## BEGIN Information supplied

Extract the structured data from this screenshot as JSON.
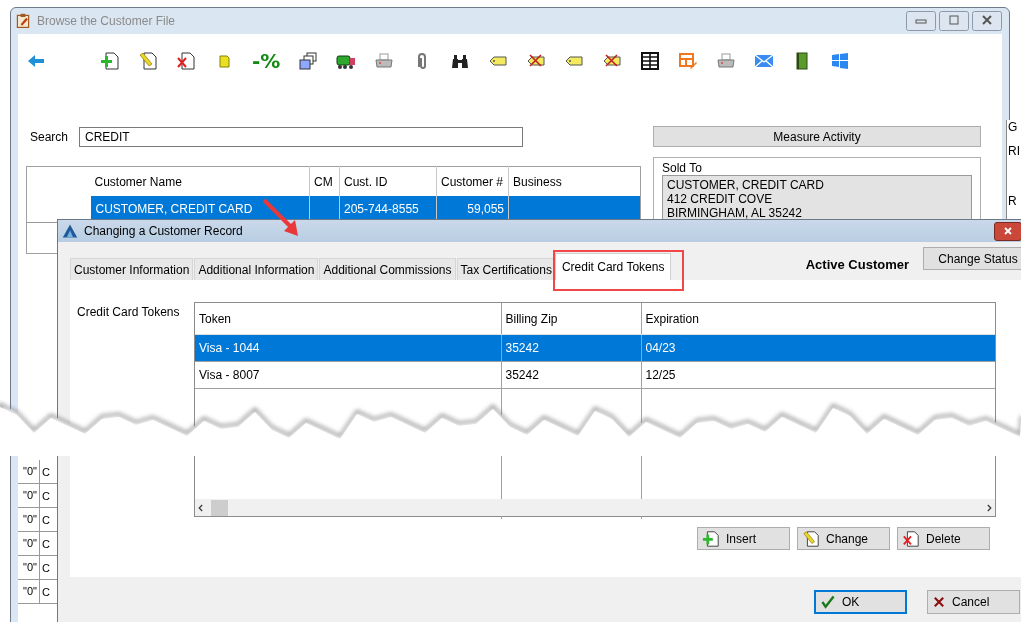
{
  "browse_window": {
    "title": "Browse the Customer File"
  },
  "toolbar": [
    {
      "kind": "back"
    },
    {
      "kind": "doc-add"
    },
    {
      "kind": "doc-edit"
    },
    {
      "kind": "doc-delete"
    },
    {
      "kind": "note"
    },
    {
      "kind": "text",
      "label": "-%"
    },
    {
      "kind": "windows"
    },
    {
      "kind": "truck"
    },
    {
      "kind": "printer"
    },
    {
      "kind": "paperclip"
    },
    {
      "kind": "binoculars"
    },
    {
      "kind": "tag"
    },
    {
      "kind": "tag-x"
    },
    {
      "kind": "tag"
    },
    {
      "kind": "tag-x"
    },
    {
      "kind": "grid"
    },
    {
      "kind": "table-pen"
    },
    {
      "kind": "printer"
    },
    {
      "kind": "envelope"
    },
    {
      "kind": "book"
    },
    {
      "kind": "windows-logo"
    }
  ],
  "search": {
    "label": "Search",
    "value": "CREDIT"
  },
  "measure_button": "Measure Activity",
  "customer_table": {
    "columns": [
      "Customer Name",
      "CM",
      "Cust. ID",
      "Customer #",
      "Business"
    ],
    "rows": [
      {
        "customer_name": "CUSTOMER, CREDIT CARD",
        "cust_id": "205-744-8555",
        "customer_no": "59,055",
        "selected": true
      }
    ]
  },
  "sold_to": {
    "label": "Sold To",
    "lines": [
      "CUSTOMER, CREDIT CARD",
      "412 CREDIT COVE",
      "BIRMINGHAM, AL 35242"
    ]
  },
  "background_rows": [
    {
      "column_1": "\"0\"",
      "column_2": "C"
    },
    {
      "column_1": "\"0\"",
      "column_2": "C"
    },
    {
      "column_1": "\"0\"",
      "column_2": "C"
    },
    {
      "column_1": "\"0\"",
      "column_2": "C"
    },
    {
      "column_1": "\"0\"",
      "column_2": "C"
    },
    {
      "column_1": "\"0\"",
      "column_2": "C"
    }
  ],
  "right_edge_fragments": [
    "G",
    "RI",
    "R"
  ],
  "dialog": {
    "title": "Changing a Customer Record",
    "tabs": [
      {
        "label": "Customer Information",
        "selected": false
      },
      {
        "label": "Additional Information",
        "selected": false
      },
      {
        "label": "Additional Commissions",
        "selected": false
      },
      {
        "label": "Tax Certifications",
        "selected": false
      },
      {
        "label": "Credit Card Tokens",
        "selected": true
      }
    ],
    "status": "Active Customer",
    "change_status_button": "Change Status",
    "tokens_label": "Credit Card Tokens",
    "tokens_table": {
      "columns": [
        "Token",
        "Billing Zip",
        "Expiration"
      ],
      "rows": [
        {
          "token": "Visa - 1044",
          "billing_zip": "35242",
          "expiration": "04/23",
          "selected": true
        },
        {
          "token": "Visa - 8007",
          "billing_zip": "35242",
          "expiration": "12/25",
          "selected": false
        }
      ]
    },
    "buttons": [
      {
        "kind": "insert",
        "label": "Insert"
      },
      {
        "kind": "change",
        "label": "Change"
      },
      {
        "kind": "delete",
        "label": "Delete"
      }
    ],
    "ok": "OK",
    "cancel": "Cancel"
  }
}
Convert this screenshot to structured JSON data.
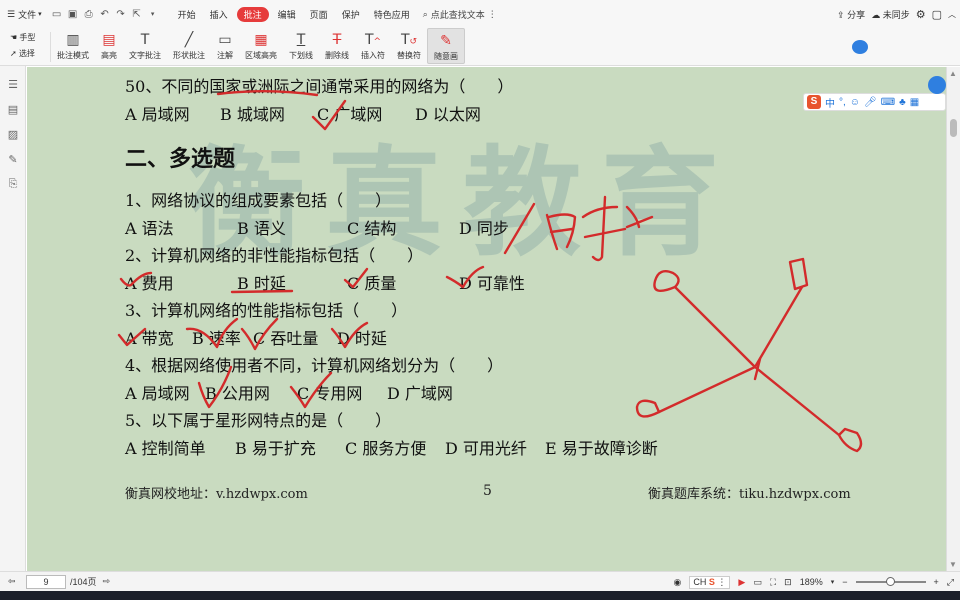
{
  "menubar": {
    "file_label": "文件",
    "tabs": [
      "开始",
      "插入",
      "批注",
      "编辑",
      "页面",
      "保护",
      "特色应用"
    ],
    "active_tab": "批注",
    "search_label": "点此查找文本",
    "share_label": "分享",
    "sync_label": "未同步"
  },
  "ribbon": {
    "hand_label": "手型",
    "select_label": "选择",
    "tools": [
      {
        "icon": "annotation-mode-icon",
        "label": "批注模式"
      },
      {
        "icon": "highlight-icon",
        "label": "高亮"
      },
      {
        "icon": "text-annotation-icon",
        "label": "文字批注"
      },
      {
        "icon": "shape-annotation-icon",
        "label": "形状批注"
      },
      {
        "icon": "note-icon",
        "label": "注解"
      },
      {
        "icon": "area-highlight-icon",
        "label": "区域高亮"
      },
      {
        "icon": "underline-icon",
        "label": "下划线"
      },
      {
        "icon": "strikethrough-icon",
        "label": "删除线"
      },
      {
        "icon": "insert-symbol-icon",
        "label": "插入符"
      },
      {
        "icon": "replace-symbol-icon",
        "label": "替换符"
      },
      {
        "icon": "freehand-draw-icon",
        "label": "随意画"
      }
    ]
  },
  "document": {
    "q50": "50、不同的国家或洲际之间通常采用的网络为（　　）",
    "q50_options": [
      "A  局域网",
      "B  城域网",
      "C  广域网",
      "D  以太网"
    ],
    "section_title": "二、多选题",
    "questions": [
      {
        "text": "1、网络协议的组成要素包括（　　）",
        "options": [
          "A  语法",
          "B  语义",
          "C  结构",
          "D  同步"
        ]
      },
      {
        "text": "2、计算机网络的非性能指标包括（　　）",
        "options": [
          "A  费用",
          "B  时延",
          "C  质量",
          "D  可靠性"
        ]
      },
      {
        "text": "3、计算机网络的性能指标包括（　　）",
        "options": [
          "A  带宽",
          "B  速率",
          "C  吞吐量",
          "D  时延"
        ]
      },
      {
        "text": "4、根据网络使用者不同，计算机网络划分为（　　）",
        "options": [
          "A 局域网",
          "B  公用网",
          "C 专用网",
          "D  广域网"
        ]
      },
      {
        "text": "5、以下属于星形网特点的是（　　）",
        "options": [
          "A  控制简单",
          "B  易于扩充",
          "C 服务方便",
          "D 可用光纤",
          "E  易于故障诊断"
        ]
      }
    ],
    "footer_left": "衡真网校地址：v.hzdwpx.com",
    "page_number": "5",
    "footer_right": "衡真题库系统：tiku.hzdwpx.com",
    "watermark": "衡真教育",
    "handwriting": "/时序"
  },
  "ime": {
    "logo": "S",
    "mode": "中"
  },
  "statusbar": {
    "current_page": "9",
    "total_pages": "/104页",
    "ime_label": "CH",
    "zoom": "189%"
  },
  "colors": {
    "ink": "#d32b2b",
    "page_bg": "#c9dbc0",
    "active_tab": "#e63b3b"
  }
}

## END Information supplied

→ **What the exercise asks**: Write out again every line above exactly as given; the pictures do not belong in the copy.

→ **Full output**:
Extract the structured data from this screenshot as JSON.
{
  "browse_window": {
    "title": "Browse the Customer File"
  },
  "toolbar": [
    {
      "kind": "back"
    },
    {
      "kind": "doc-add"
    },
    {
      "kind": "doc-edit"
    },
    {
      "kind": "doc-delete"
    },
    {
      "kind": "note"
    },
    {
      "kind": "text",
      "label": "-%"
    },
    {
      "kind": "windows"
    },
    {
      "kind": "truck"
    },
    {
      "kind": "printer"
    },
    {
      "kind": "paperclip"
    },
    {
      "kind": "binoculars"
    },
    {
      "kind": "tag"
    },
    {
      "kind": "tag-x"
    },
    {
      "kind": "tag"
    },
    {
      "kind": "tag-x"
    },
    {
      "kind": "grid"
    },
    {
      "kind": "table-pen"
    },
    {
      "kind": "printer"
    },
    {
      "kind": "envelope"
    },
    {
      "kind": "book"
    },
    {
      "kind": "windows-logo"
    }
  ],
  "search": {
    "label": "Search",
    "value": "CREDIT"
  },
  "measure_button": "Measure Activity",
  "customer_table": {
    "columns": [
      "Customer Name",
      "CM",
      "Cust. ID",
      "Customer #",
      "Business"
    ],
    "rows": [
      {
        "customer_name": "CUSTOMER, CREDIT CARD",
        "cust_id": "205-744-8555",
        "customer_no": "59,055",
        "selected": true
      }
    ]
  },
  "sold_to": {
    "label": "Sold To",
    "lines": [
      "CUSTOMER, CREDIT CARD",
      "412 CREDIT COVE",
      "BIRMINGHAM, AL 35242"
    ]
  },
  "background_rows": [
    {
      "column_1": "\"0\"",
      "column_2": "C"
    },
    {
      "column_1": "\"0\"",
      "column_2": "C"
    },
    {
      "column_1": "\"0\"",
      "column_2": "C"
    },
    {
      "column_1": "\"0\"",
      "column_2": "C"
    },
    {
      "column_1": "\"0\"",
      "column_2": "C"
    },
    {
      "column_1": "\"0\"",
      "column_2": "C"
    }
  ],
  "right_edge_fragments": [
    "G",
    "RI",
    "R"
  ],
  "dialog": {
    "title": "Changing a Customer Record",
    "tabs": [
      {
        "label": "Customer Information",
        "selected": false
      },
      {
        "label": "Additional Information",
        "selected": false
      },
      {
        "label": "Additional Commissions",
        "selected": false
      },
      {
        "label": "Tax Certifications",
        "selected": false
      },
      {
        "label": "Credit Card Tokens",
        "selected": true
      }
    ],
    "status": "Active Customer",
    "change_status_button": "Change Status",
    "tokens_label": "Credit Card Tokens",
    "tokens_table": {
      "columns": [
        "Token",
        "Billing Zip",
        "Expiration"
      ],
      "rows": [
        {
          "token": "Visa - 1044",
          "billing_zip": "35242",
          "expiration": "04/23",
          "selected": true
        },
        {
          "token": "Visa - 8007",
          "billing_zip": "35242",
          "expiration": "12/25",
          "selected": false
        }
      ]
    },
    "buttons": [
      {
        "kind": "insert",
        "label": "Insert"
      },
      {
        "kind": "change",
        "label": "Change"
      },
      {
        "kind": "delete",
        "label": "Delete"
      }
    ],
    "ok": "OK",
    "cancel": "Cancel"
  }
}
Convert this screenshot to structured JSON data.
{
  "menubar": {
    "file_label": "文件",
    "tabs": [
      "开始",
      "插入",
      "批注",
      "编辑",
      "页面",
      "保护",
      "特色应用"
    ],
    "active_tab": "批注",
    "search_label": "点此查找文本",
    "share_label": "分享",
    "sync_label": "未同步"
  },
  "ribbon": {
    "hand_label": "手型",
    "select_label": "选择",
    "tools": [
      {
        "icon": "annotation-mode-icon",
        "label": "批注模式"
      },
      {
        "icon": "highlight-icon",
        "label": "高亮"
      },
      {
        "icon": "text-annotation-icon",
        "label": "文字批注"
      },
      {
        "icon": "shape-annotation-icon",
        "label": "形状批注"
      },
      {
        "icon": "note-icon",
        "label": "注解"
      },
      {
        "icon": "area-highlight-icon",
        "label": "区域高亮"
      },
      {
        "icon": "underline-icon",
        "label": "下划线"
      },
      {
        "icon": "strikethrough-icon",
        "label": "删除线"
      },
      {
        "icon": "insert-symbol-icon",
        "label": "插入符"
      },
      {
        "icon": "replace-symbol-icon",
        "label": "替换符"
      },
      {
        "icon": "freehand-draw-icon",
        "label": "随意画"
      }
    ]
  },
  "document": {
    "q50": "50、不同的国家或洲际之间通常采用的网络为（　　）",
    "q50_options": [
      "A  局域网",
      "B  城域网",
      "C  广域网",
      "D  以太网"
    ],
    "section_title": "二、多选题",
    "questions": [
      {
        "text": "1、网络协议的组成要素包括（　　）",
        "options": [
          "A  语法",
          "B  语义",
          "C  结构",
          "D  同步"
        ]
      },
      {
        "text": "2、计算机网络的非性能指标包括（　　）",
        "options": [
          "A  费用",
          "B  时延",
          "C  质量",
          "D  可靠性"
        ]
      },
      {
        "text": "3、计算机网络的性能指标包括（　　）",
        "options": [
          "A  带宽",
          "B  速率",
          "C  吞吐量",
          "D  时延"
        ]
      },
      {
        "text": "4、根据网络使用者不同，计算机网络划分为（　　）",
        "options": [
          "A 局域网",
          "B  公用网",
          "C 专用网",
          "D  广域网"
        ]
      },
      {
        "text": "5、以下属于星形网特点的是（　　）",
        "options": [
          "A  控制简单",
          "B  易于扩充",
          "C 服务方便",
          "D 可用光纤",
          "E  易于故障诊断"
        ]
      }
    ],
    "footer_left": "衡真网校地址：v.hzdwpx.com",
    "page_number": "5",
    "footer_right": "衡真题库系统：tiku.hzdwpx.com",
    "watermark": "衡真教育",
    "handwriting": "/时序"
  },
  "ime": {
    "logo": "S",
    "mode": "中"
  },
  "statusbar": {
    "current_page": "9",
    "total_pages": "/104页",
    "ime_label": "CH",
    "zoom": "189%"
  },
  "colors": {
    "ink": "#d32b2b",
    "page_bg": "#c9dbc0",
    "active_tab": "#e63b3b"
  }
}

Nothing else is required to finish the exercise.